§ EXERCISE BRIEF
Copy out each line exactly; pictures stay out of the copy.

§ LISTING
** start **

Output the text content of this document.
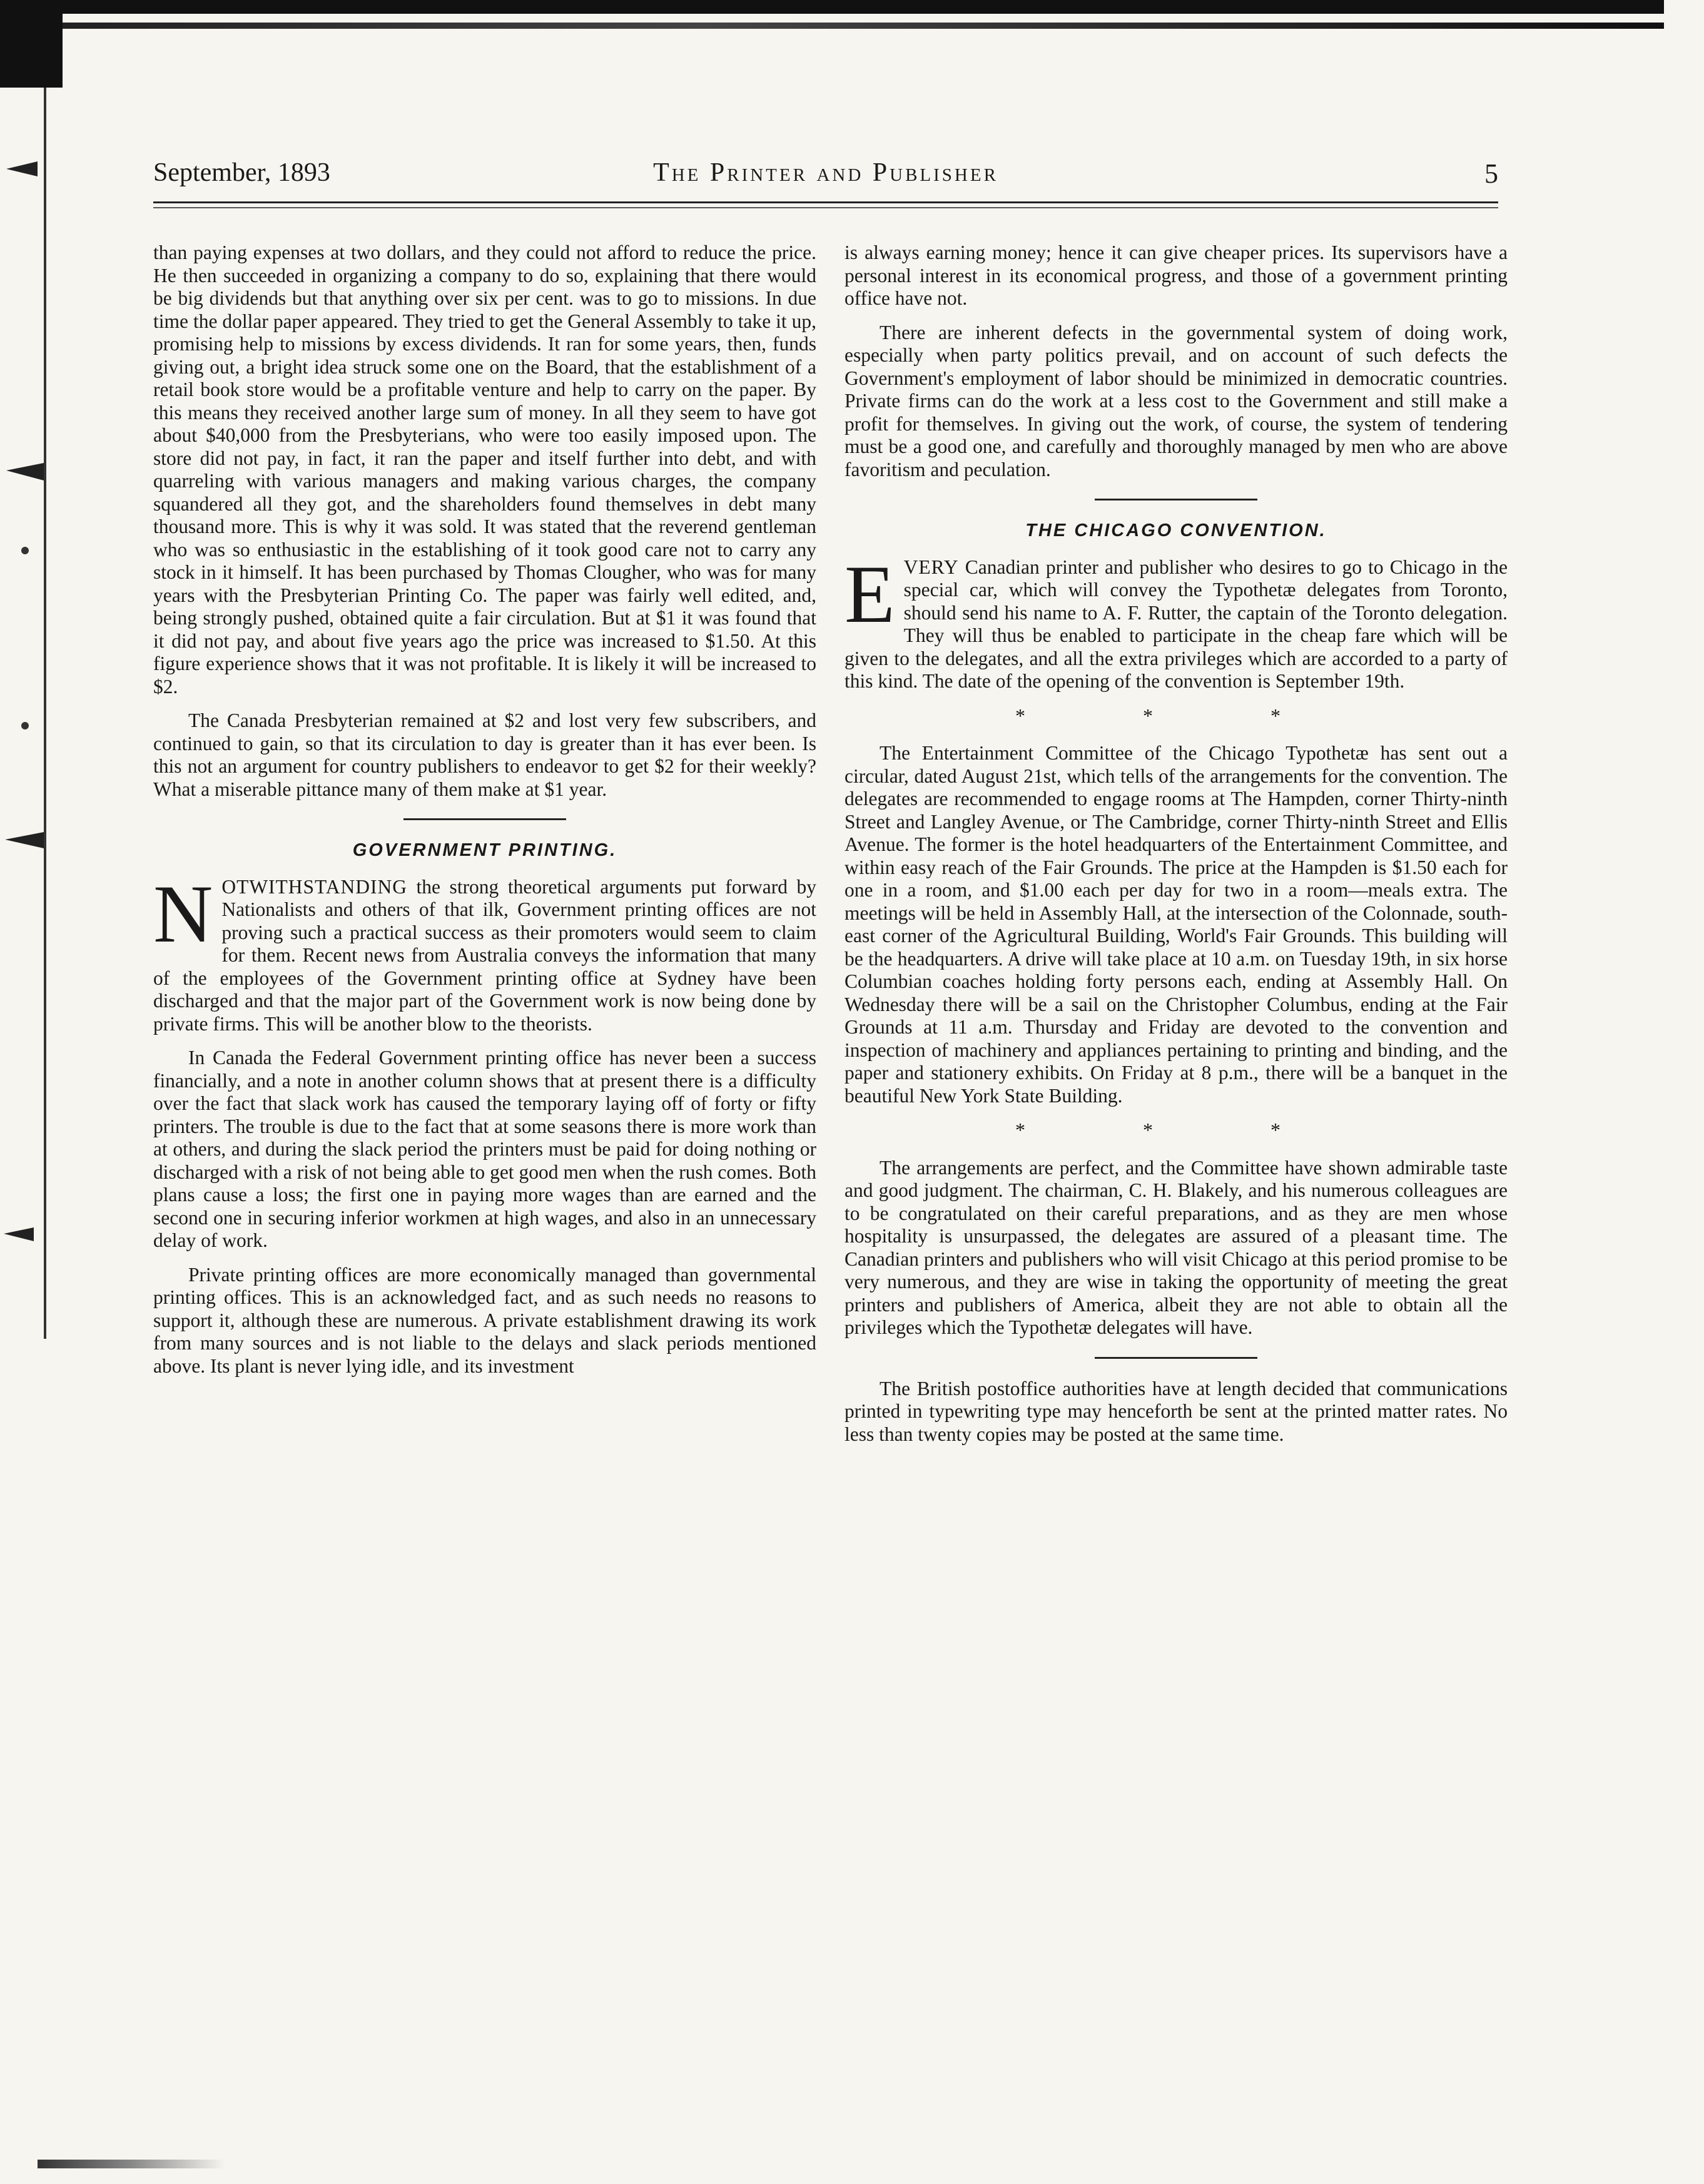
September, 1893	The Printer and Publisher	5

than paying expenses at two dollars, and they could not afford to reduce the price. He then succeeded in organizing a company to do so, explaining that there would be big dividends but that anything over six per cent. was to go to missions. In due time the dollar paper appeared. They tried to get the General Assembly to take it up, promising help to missions by excess dividends. It ran for some years, then, funds giving out, a bright idea struck some one on the Board, that the establishment of a retail book store would be a profitable venture and help to carry on the paper. By this means they received another large sum of money. In all they seem to have got about $40,000 from the Presbyterians, who were too easily imposed upon. The store did not pay, in fact, it ran the paper and itself further into debt, and with quarreling with various managers and making various charges, the company squandered all they got, and the shareholders found themselves in debt many thousand more. This is why it was sold. It was stated that the reverend gentleman who was so enthusiastic in the establishing of it took good care not to carry any stock in it himself. It has been purchased by Thomas Clougher, who was for many years with the Presbyterian Printing Co. The paper was fairly well edited, and, being strongly pushed, obtained quite a fair circulation. But at $1 it was found that it did not pay, and about five years ago the price was increased to $1.50. At this figure experience shows that it was not profitable. It is likely it will be increased to $2.

The Canada Presbyterian remained at $2 and lost very few subscribers, and continued to gain, so that its circulation to day is greater than it has ever been. Is this not an argument for country publishers to endeavor to get $2 for their weekly? What a miserable pittance many of them make at $1 year.

GOVERNMENT PRINTING.

NOTWITHSTANDING the strong theoretical arguments put forward by Nationalists and others of that ilk, Government printing offices are not proving such a practical success as their promoters would seem to claim for them. Recent news from Australia conveys the information that many of the employees of the Government printing office at Sydney have been discharged and that the major part of the Government work is now being done by private firms. This will be another blow to the theorists.

In Canada the Federal Government printing office has never been a success financially, and a note in another column shows that at present there is a difficulty over the fact that slack work has caused the temporary laying off of forty or fifty printers. The trouble is due to the fact that at some seasons there is more work than at others, and during the slack period the printers must be paid for doing nothing or discharged with a risk of not being able to get good men when the rush comes. Both plans cause a loss; the first one in paying more wages than are earned and the second one in securing inferior workmen at high wages, and also in an unnecessary delay of work.

Private printing offices are more economically managed than governmental printing offices. This is an acknowledged fact, and as such needs no reasons to support it, although these are numerous. A private establishment drawing its work from many sources and is not liable to the delays and slack periods mentioned above. Its plant is never lying idle, and its investment

is always earning money; hence it can give cheaper prices. Its supervisors have a personal interest in its economical progress, and those of a government printing office have not.

There are inherent defects in the governmental system of doing work, especially when party politics prevail, and on account of such defects the Government's employment of labor should be minimized in democratic countries. Private firms can do the work at a less cost to the Government and still make a profit for themselves. In giving out the work, of course, the system of tendering must be a good one, and carefully and thoroughly managed by men who are above favoritism and peculation.

THE CHICAGO CONVENTION.

EVERY Canadian printer and publisher who desires to go to Chicago in the special car, which will convey the Typothetæ delegates from Toronto, should send his name to A. F. Rutter, the captain of the Toronto delegation. They will thus be enabled to participate in the cheap fare which will be given to the delegates, and all the extra privileges which are accorded to a party of this kind. The date of the opening of the convention is September 19th.

* * *

The Entertainment Committee of the Chicago Typothetæ has sent out a circular, dated August 21st, which tells of the arrangements for the convention. The delegates are recommended to engage rooms at The Hampden, corner Thirty-ninth Street and Langley Avenue, or The Cambridge, corner Thirty-ninth Street and Ellis Avenue. The former is the hotel headquarters of the Entertainment Committee, and within easy reach of the Fair Grounds. The price at the Hampden is $1.50 each for one in a room, and $1.00 each per day for two in a room—meals extra. The meetings will be held in Assembly Hall, at the intersection of the Colonnade, south-east corner of the Agricultural Building, World's Fair Grounds. This building will be the headquarters. A drive will take place at 10 a.m. on Tuesday 19th, in six horse Columbian coaches holding forty persons each, ending at Assembly Hall. On Wednesday there will be a sail on the Christopher Columbus, ending at the Fair Grounds at 11 a.m. Thursday and Friday are devoted to the convention and inspection of machinery and appliances pertaining to printing and binding, and the paper and stationery exhibits. On Friday at 8 p.m., there will be a banquet in the beautiful New York State Building.

* * *

The arrangements are perfect, and the Committee have shown admirable taste and good judgment. The chairman, C. H. Blakely, and his numerous colleagues are to be congratulated on their careful preparations, and as they are men whose hospitality is unsurpassed, the delegates are assured of a pleasant time. The Canadian printers and publishers who will visit Chicago at this period promise to be very numerous, and they are wise in taking the opportunity of meeting the great printers and publishers of America, albeit they are not able to obtain all the privileges which the Typothetæ delegates will have.

The British postoffice authorities have at length decided that communications printed in typewriting type may henceforth be sent at the printed matter rates. No less than twenty copies may be posted at the same time.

** end **

§ CORRECT ANSWER
Output the text content of this document.
September, 1893	The Printer and Publisher	5

than paying expenses at two dollars, and they could not afford to reduce the price. He then succeeded in organizing a company to do so, explaining that there would be big dividends but that anything over six per cent. was to go to missions. In due time the dollar paper appeared. They tried to get the General Assembly to take it up, promising help to missions by excess dividends. It ran for some years, then, funds giving out, a bright idea struck some one on the Board, that the establishment of a retail book store would be a profitable venture and help to carry on the paper. By this means they received another large sum of money. In all they seem to have got about $40,000 from the Presbyterians, who were too easily imposed upon. The store did not pay, in fact, it ran the paper and itself further into debt, and with quarreling with various managers and making various charges, the company squandered all they got, and the shareholders found themselves in debt many thousand more. This is why it was sold. It was stated that the reverend gentleman who was so enthusiastic in the establishing of it took good care not to carry any stock in it himself. It has been purchased by Thomas Clougher, who was for many years with the Presbyterian Printing Co. The paper was fairly well edited, and, being strongly pushed, obtained quite a fair circulation. But at $1 it was found that it did not pay, and about five years ago the price was increased to $1.50. At this figure experience shows that it was not profitable. It is likely it will be increased to $2.

The Canada Presbyterian remained at $2 and lost very few subscribers, and continued to gain, so that its circulation to day is greater than it has ever been. Is this not an argument for country publishers to endeavor to get $2 for their weekly? What a miserable pittance many of them make at $1 year.

GOVERNMENT PRINTING.

NOTWITHSTANDING the strong theoretical arguments put forward by Nationalists and others of that ilk, Government printing offices are not proving such a practical success as their promoters would seem to claim for them. Recent news from Australia conveys the information that many of the employees of the Government printing office at Sydney have been discharged and that the major part of the Government work is now being done by private firms. This will be another blow to the theorists.

In Canada the Federal Government printing office has never been a success financially, and a note in another column shows that at present there is a difficulty over the fact that slack work has caused the temporary laying off of forty or fifty printers. The trouble is due to the fact that at some seasons there is more work than at others, and during the slack period the printers must be paid for doing nothing or discharged with a risk of not being able to get good men when the rush comes. Both plans cause a loss; the first one in paying more wages than are earned and the second one in securing inferior workmen at high wages, and also in an unnecessary delay of work.

Private printing offices are more economically managed than governmental printing offices. This is an acknowledged fact, and as such needs no reasons to support it, although these are numerous. A private establishment drawing its work from many sources and is not liable to the delays and slack periods mentioned above. Its plant is never lying idle, and its investment

is always earning money; hence it can give cheaper prices. Its supervisors have a personal interest in its economical progress, and those of a government printing office have not.

There are inherent defects in the governmental system of doing work, especially when party politics prevail, and on account of such defects the Government's employment of labor should be minimized in democratic countries. Private firms can do the work at a less cost to the Government and still make a profit for themselves. In giving out the work, of course, the system of tendering must be a good one, and carefully and thoroughly managed by men who are above favoritism and peculation.

THE CHICAGO CONVENTION.

EVERY Canadian printer and publisher who desires to go to Chicago in the special car, which will convey the Typothetæ delegates from Toronto, should send his name to A. F. Rutter, the captain of the Toronto delegation. They will thus be enabled to participate in the cheap fare which will be given to the delegates, and all the extra privileges which are accorded to a party of this kind. The date of the opening of the convention is September 19th.

* * *

The Entertainment Committee of the Chicago Typothetæ has sent out a circular, dated August 21st, which tells of the arrangements for the convention. The delegates are recommended to engage rooms at The Hampden, corner Thirty-ninth Street and Langley Avenue, or The Cambridge, corner Thirty-ninth Street and Ellis Avenue. The former is the hotel headquarters of the Entertainment Committee, and within easy reach of the Fair Grounds. The price at the Hampden is $1.50 each for one in a room, and $1.00 each per day for two in a room—meals extra. The meetings will be held in Assembly Hall, at the intersection of the Colonnade, south-east corner of the Agricultural Building, World's Fair Grounds. This building will be the headquarters. A drive will take place at 10 a.m. on Tuesday 19th, in six horse Columbian coaches holding forty persons each, ending at Assembly Hall. On Wednesday there will be a sail on the Christopher Columbus, ending at the Fair Grounds at 11 a.m. Thursday and Friday are devoted to the convention and inspection of machinery and appliances pertaining to printing and binding, and the paper and stationery exhibits. On Friday at 8 p.m., there will be a banquet in the beautiful New York State Building.

* * *

The arrangements are perfect, and the Committee have shown admirable taste and good judgment. The chairman, C. H. Blakely, and his numerous colleagues are to be congratulated on their careful preparations, and as they are men whose hospitality is unsurpassed, the delegates are assured of a pleasant time. The Canadian printers and publishers who will visit Chicago at this period promise to be very numerous, and they are wise in taking the opportunity of meeting the great printers and publishers of America, albeit they are not able to obtain all the privileges which the Typothetæ delegates will have.

The British postoffice authorities have at length decided that communications printed in typewriting type may henceforth be sent at the printed matter rates. No less than twenty copies may be posted at the same time.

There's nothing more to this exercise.